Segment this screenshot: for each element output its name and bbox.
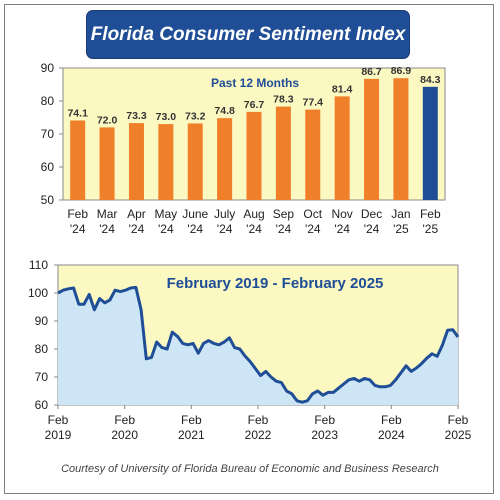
bar [393,78,409,200]
line-x-tick-label: Feb [114,413,135,427]
line-y-tick-label: 100 [28,286,48,300]
bar-x-tick-label: Feb [67,207,88,221]
bar-x-tick-label: Mar [97,207,118,221]
bar-x-axis: Feb'24Mar'24Apr'24May'24June'24July'24Au… [67,207,441,236]
bar-data-label: 72.0 [97,114,118,126]
line-y-tick-label: 60 [35,398,49,412]
bar-x-tick-label: June [182,207,208,221]
line-x-tick-label: Feb [248,413,269,427]
line-x-tick-label: 2023 [311,428,338,442]
bar-data-label: 86.7 [361,66,382,78]
bar-chart-annotation: Past 12 Months [211,76,299,90]
bar-x-tick-label: '24 [99,222,115,236]
bar-x-tick-label: '25 [393,222,409,236]
line-x-tick-label: 2019 [45,428,72,442]
sentiment-area-fill [58,287,458,405]
bar-x-tick-label: Dec [361,207,382,221]
bar [99,127,115,200]
line-x-tick-label: 2021 [178,428,205,442]
line-chart-title: February 2019 - February 2025 [167,275,384,292]
line-x-tick-label: Feb [381,413,402,427]
bar [364,78,380,200]
bar-x-tick-label: Sep [273,207,295,221]
line-x-axis: Feb2019Feb2020Feb2021Feb2022Feb2023Feb20… [45,405,472,442]
source-credit: Courtesy of University of Florida Bureau… [61,463,439,475]
bar-x-tick-label: '24 [334,222,350,236]
bar [246,111,262,200]
bar-x-tick-label: '24 [187,222,203,236]
bar-x-tick-label: May [155,207,178,221]
line-y-tick-label: 90 [35,314,49,328]
bar [217,118,233,200]
bar [422,86,438,200]
bar-data-label: 74.8 [214,105,235,117]
bar-x-tick-label: Feb [420,207,441,221]
bar [187,123,203,200]
bar-data-label: 73.3 [126,110,147,122]
line-x-tick-label: 2024 [378,428,405,442]
line-x-tick-label: 2022 [245,428,272,442]
bar [275,106,291,200]
bar-x-tick-label: '24 [305,222,321,236]
bar-x-tick-label: Apr [127,207,146,221]
line-x-tick-label: Feb [448,413,469,427]
bar [70,120,86,200]
bar-x-tick-label: '24 [158,222,174,236]
bar-data-label: 77.4 [303,97,324,109]
bar-series: 74.1 72.0 73.3 73.0 73.2 74.8 76.7 78.3 77.4 81.4… [67,65,441,200]
bar-x-tick-label: '24 [276,222,292,236]
bar-x-tick-label: '25 [422,222,438,236]
bar-x-tick-label: '24 [129,222,145,236]
bar-x-tick-label: '24 [364,222,380,236]
bar-y-tick-label: 70 [41,127,55,141]
bar [158,124,174,200]
bar-x-tick-label: '24 [246,222,262,236]
bar [128,123,144,200]
bar-data-label: 73.2 [185,110,206,122]
bar-x-tick-label: '24 [217,222,233,236]
bar-x-tick-label: Nov [331,207,352,221]
line-x-tick-label: Feb [181,413,202,427]
line-x-tick-label: Feb [314,413,335,427]
line-x-tick-label: 2025 [445,428,472,442]
bar-y-tick-label: 60 [41,160,55,174]
bar [305,109,321,200]
bar-y-tick-label: 50 [41,193,55,207]
bar [334,96,350,200]
page-title: Florida Consumer Sentiment Index [86,10,410,59]
bar-y-axis: 50 60 70 80 90 [41,61,63,207]
bar-x-tick-label: '24 [70,222,86,236]
bar-data-label: 78.3 [273,94,294,106]
bar-data-label: 81.4 [332,83,353,95]
bar-data-label: 74.1 [67,107,88,119]
line-y-tick-label: 70 [35,370,49,384]
bar-data-label: 73.0 [156,111,177,123]
bar-y-tick-label: 80 [41,94,55,108]
line-x-tick-label: 2020 [111,428,138,442]
chart-frame [4,4,494,494]
bar-x-tick-label: Oct [303,207,322,221]
sentiment-line [57,285,460,404]
bar-x-tick-label: Jan [391,207,410,221]
line-y-tick-label: 80 [35,342,49,356]
line-x-tick-label: Feb [48,413,69,427]
bar-y-tick-label: 90 [41,61,55,75]
line-y-tick-label: 110 [29,258,48,272]
bar-data-label: 86.9 [391,65,412,77]
bar-x-tick-label: Aug [243,207,264,221]
bar-data-label: 76.7 [244,99,265,111]
line-y-axis: 60 70 80 90 100 110 [28,258,58,412]
bar-x-tick-label: July [214,207,235,221]
bar-data-label: 84.3 [420,74,441,86]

**WHAT YOU WILL DO**. Rewrite the stretch of lines from the one containing "bar [393,78,409,200]" through the one containing "line-x-tick-label: Feb [248,413,269,427]", replacing "line-y-tick-label" with "line-vertical-axis-label" and leaving everything else unchanged.

**RESULT OF THE EXERCISE**.
bar [393,78,409,200]
line-x-tick-label: Feb [114,413,135,427]
line-vertical-axis-label: 100 [28,286,48,300]
bar-x-tick-label: Feb [67,207,88,221]
bar-x-tick-label: Mar [97,207,118,221]
bar-x-axis: Feb'24Mar'24Apr'24May'24June'24July'24Au… [67,207,441,236]
bar-data-label: 72.0 [97,114,118,126]
line-vertical-axis-label: 60 [35,398,49,412]
bar-x-tick-label: June [182,207,208,221]
line-x-tick-label: Feb [248,413,269,427]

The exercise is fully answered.